> STATED EXERCISE
Transcribe all the records exactly and omit any images they hold.

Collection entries
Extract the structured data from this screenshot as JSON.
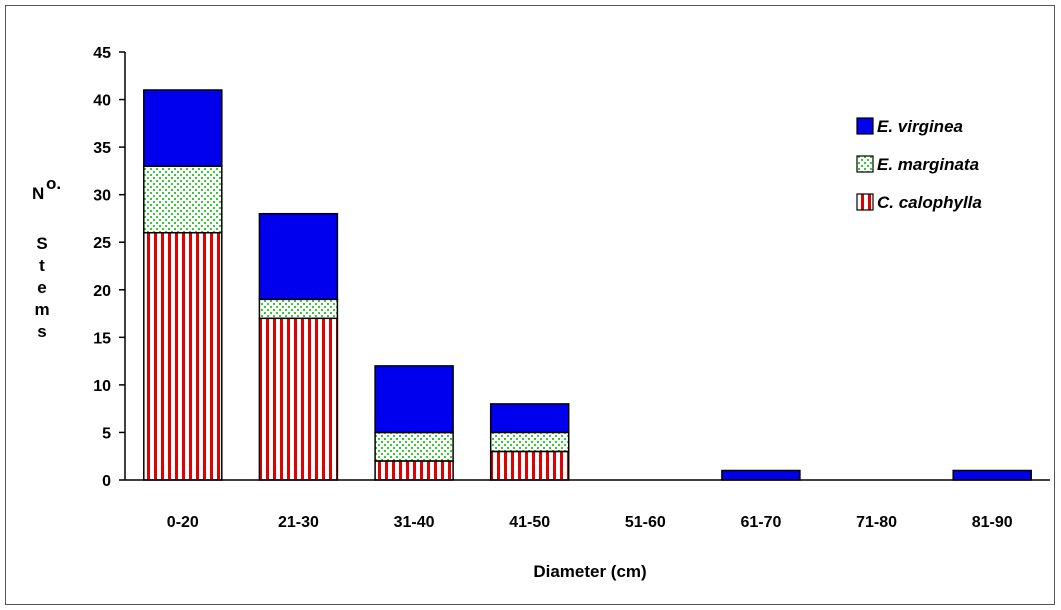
{
  "chart_data": {
    "type": "bar",
    "stacked": true,
    "categories": [
      "0-20",
      "21-30",
      "31-40",
      "41-50",
      "51-60",
      "61-70",
      "71-80",
      "81-90"
    ],
    "series": [
      {
        "name": "C. calophylla",
        "values": [
          26,
          17,
          2,
          3,
          0,
          0,
          0,
          0
        ],
        "color": "#e00000",
        "pattern": "vertical-stripes"
      },
      {
        "name": "E. marginata",
        "values": [
          7,
          2,
          3,
          2,
          0,
          0,
          0,
          0
        ],
        "color": "#33cc33",
        "pattern": "dots"
      },
      {
        "name": "E. virginea",
        "values": [
          8,
          9,
          7,
          3,
          0,
          1,
          0,
          1
        ],
        "color": "#0000ee",
        "pattern": "solid"
      }
    ],
    "legend_order": [
      "E. virginea",
      "E. marginata",
      "C. calophylla"
    ],
    "legend_position": "top-right",
    "xlabel": "Diameter (cm)",
    "ylabel": "No. Stems",
    "ylabel_main": "N",
    "ylabel_super": "o.",
    "ylabel_rest": [
      "S",
      "t",
      "e",
      "m",
      "s"
    ],
    "ylim": [
      0,
      45
    ],
    "yticks": [
      0,
      5,
      10,
      15,
      20,
      25,
      30,
      35,
      40,
      45
    ],
    "grid": false
  }
}
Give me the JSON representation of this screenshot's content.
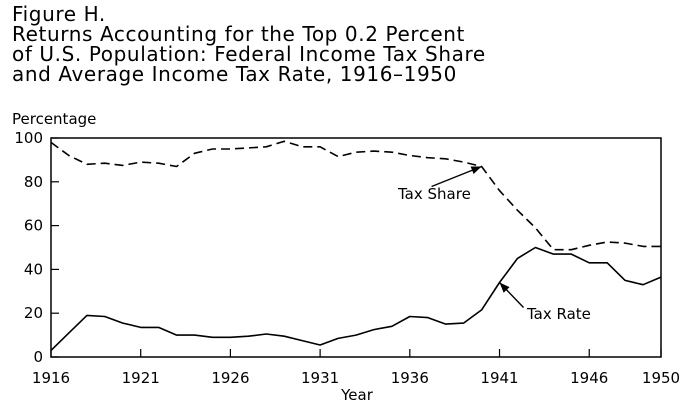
{
  "figure": {
    "label": "Figure H.",
    "title_lines": [
      "Returns Accounting for the Top 0.2 Percent",
      "of U.S. Population: Federal Income Tax Share",
      "and Average Income Tax Rate, 1916–1950"
    ]
  },
  "chart_data": {
    "type": "line",
    "title": "Returns Accounting for the Top 0.2 Percent of U.S. Population: Federal Income Tax Share and Average Income Tax Rate, 1916–1950",
    "xlabel": "Year",
    "ylabel": "Percentage",
    "xlim": [
      1916,
      1950
    ],
    "ylim": [
      0,
      100
    ],
    "x_ticks": [
      "1916",
      "1921",
      "1926",
      "1931",
      "1936",
      "1941",
      "1946",
      "1950"
    ],
    "y_ticks": [
      "0",
      "20",
      "40",
      "60",
      "80",
      "100"
    ],
    "grid": false,
    "x": [
      1916,
      1917,
      1918,
      1919,
      1920,
      1921,
      1922,
      1923,
      1924,
      1925,
      1926,
      1927,
      1928,
      1929,
      1930,
      1931,
      1932,
      1933,
      1934,
      1935,
      1936,
      1937,
      1938,
      1939,
      1940,
      1941,
      1942,
      1943,
      1944,
      1945,
      1946,
      1947,
      1948,
      1949,
      1950
    ],
    "series": [
      {
        "name": "Tax Share",
        "style": "dashed",
        "values": [
          98,
          92,
          88,
          88.5,
          87.5,
          89,
          88.5,
          87,
          93,
          95,
          95,
          95.5,
          96,
          98.5,
          96,
          96,
          91.5,
          93.5,
          94,
          93.5,
          92,
          91,
          90.5,
          89,
          87,
          76,
          67,
          59,
          49,
          49,
          51,
          52.5,
          52,
          50.5,
          50.5
        ]
      },
      {
        "name": "Tax Rate",
        "style": "solid",
        "values": [
          3,
          11,
          19,
          18.5,
          15.5,
          13.5,
          13.5,
          10,
          10,
          9,
          9,
          9.5,
          10.5,
          9.5,
          7.5,
          5.5,
          8.5,
          10,
          12.5,
          14,
          18.5,
          18,
          15,
          15.5,
          21.5,
          34,
          45,
          50,
          47,
          47,
          43,
          43,
          35,
          33,
          36.5
        ]
      }
    ],
    "annotations": [
      {
        "text": "Tax Share",
        "points_to": "Tax Share",
        "at_x": 1940
      },
      {
        "text": "Tax Rate",
        "points_to": "Tax Rate",
        "at_x": 1941
      }
    ]
  }
}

> RESPONSE BELOW
Extract the structured data from this screenshot as JSON.
{
  "chart_data": {
    "type": "bar",
    "stacked": true,
    "categories": [
      "0-20",
      "21-30",
      "31-40",
      "41-50",
      "51-60",
      "61-70",
      "71-80",
      "81-90"
    ],
    "series": [
      {
        "name": "C. calophylla",
        "values": [
          26,
          17,
          2,
          3,
          0,
          0,
          0,
          0
        ],
        "color": "#e00000",
        "pattern": "vertical-stripes"
      },
      {
        "name": "E. marginata",
        "values": [
          7,
          2,
          3,
          2,
          0,
          0,
          0,
          0
        ],
        "color": "#33cc33",
        "pattern": "dots"
      },
      {
        "name": "E. virginea",
        "values": [
          8,
          9,
          7,
          3,
          0,
          1,
          0,
          1
        ],
        "color": "#0000ee",
        "pattern": "solid"
      }
    ],
    "legend_order": [
      "E. virginea",
      "E. marginata",
      "C. calophylla"
    ],
    "legend_position": "top-right",
    "xlabel": "Diameter (cm)",
    "ylabel": "No. Stems",
    "ylabel_main": "N",
    "ylabel_super": "o.",
    "ylabel_rest": [
      "S",
      "t",
      "e",
      "m",
      "s"
    ],
    "ylim": [
      0,
      45
    ],
    "yticks": [
      0,
      5,
      10,
      15,
      20,
      25,
      30,
      35,
      40,
      45
    ],
    "grid": false
  }
}
Give me the JSON representation of this screenshot's content.
{
  "figure": {
    "label": "Figure H.",
    "title_lines": [
      "Returns Accounting for the Top 0.2 Percent",
      "of U.S. Population: Federal Income Tax Share",
      "and Average Income Tax Rate, 1916–1950"
    ]
  },
  "chart_data": {
    "type": "line",
    "title": "Returns Accounting for the Top 0.2 Percent of U.S. Population: Federal Income Tax Share and Average Income Tax Rate, 1916–1950",
    "xlabel": "Year",
    "ylabel": "Percentage",
    "xlim": [
      1916,
      1950
    ],
    "ylim": [
      0,
      100
    ],
    "x_ticks": [
      "1916",
      "1921",
      "1926",
      "1931",
      "1936",
      "1941",
      "1946",
      "1950"
    ],
    "y_ticks": [
      "0",
      "20",
      "40",
      "60",
      "80",
      "100"
    ],
    "grid": false,
    "x": [
      1916,
      1917,
      1918,
      1919,
      1920,
      1921,
      1922,
      1923,
      1924,
      1925,
      1926,
      1927,
      1928,
      1929,
      1930,
      1931,
      1932,
      1933,
      1934,
      1935,
      1936,
      1937,
      1938,
      1939,
      1940,
      1941,
      1942,
      1943,
      1944,
      1945,
      1946,
      1947,
      1948,
      1949,
      1950
    ],
    "series": [
      {
        "name": "Tax Share",
        "style": "dashed",
        "values": [
          98,
          92,
          88,
          88.5,
          87.5,
          89,
          88.5,
          87,
          93,
          95,
          95,
          95.5,
          96,
          98.5,
          96,
          96,
          91.5,
          93.5,
          94,
          93.5,
          92,
          91,
          90.5,
          89,
          87,
          76,
          67,
          59,
          49,
          49,
          51,
          52.5,
          52,
          50.5,
          50.5
        ]
      },
      {
        "name": "Tax Rate",
        "style": "solid",
        "values": [
          3,
          11,
          19,
          18.5,
          15.5,
          13.5,
          13.5,
          10,
          10,
          9,
          9,
          9.5,
          10.5,
          9.5,
          7.5,
          5.5,
          8.5,
          10,
          12.5,
          14,
          18.5,
          18,
          15,
          15.5,
          21.5,
          34,
          45,
          50,
          47,
          47,
          43,
          43,
          35,
          33,
          36.5
        ]
      }
    ],
    "annotations": [
      {
        "text": "Tax Share",
        "points_to": "Tax Share",
        "at_x": 1940
      },
      {
        "text": "Tax Rate",
        "points_to": "Tax Rate",
        "at_x": 1941
      }
    ]
  }
}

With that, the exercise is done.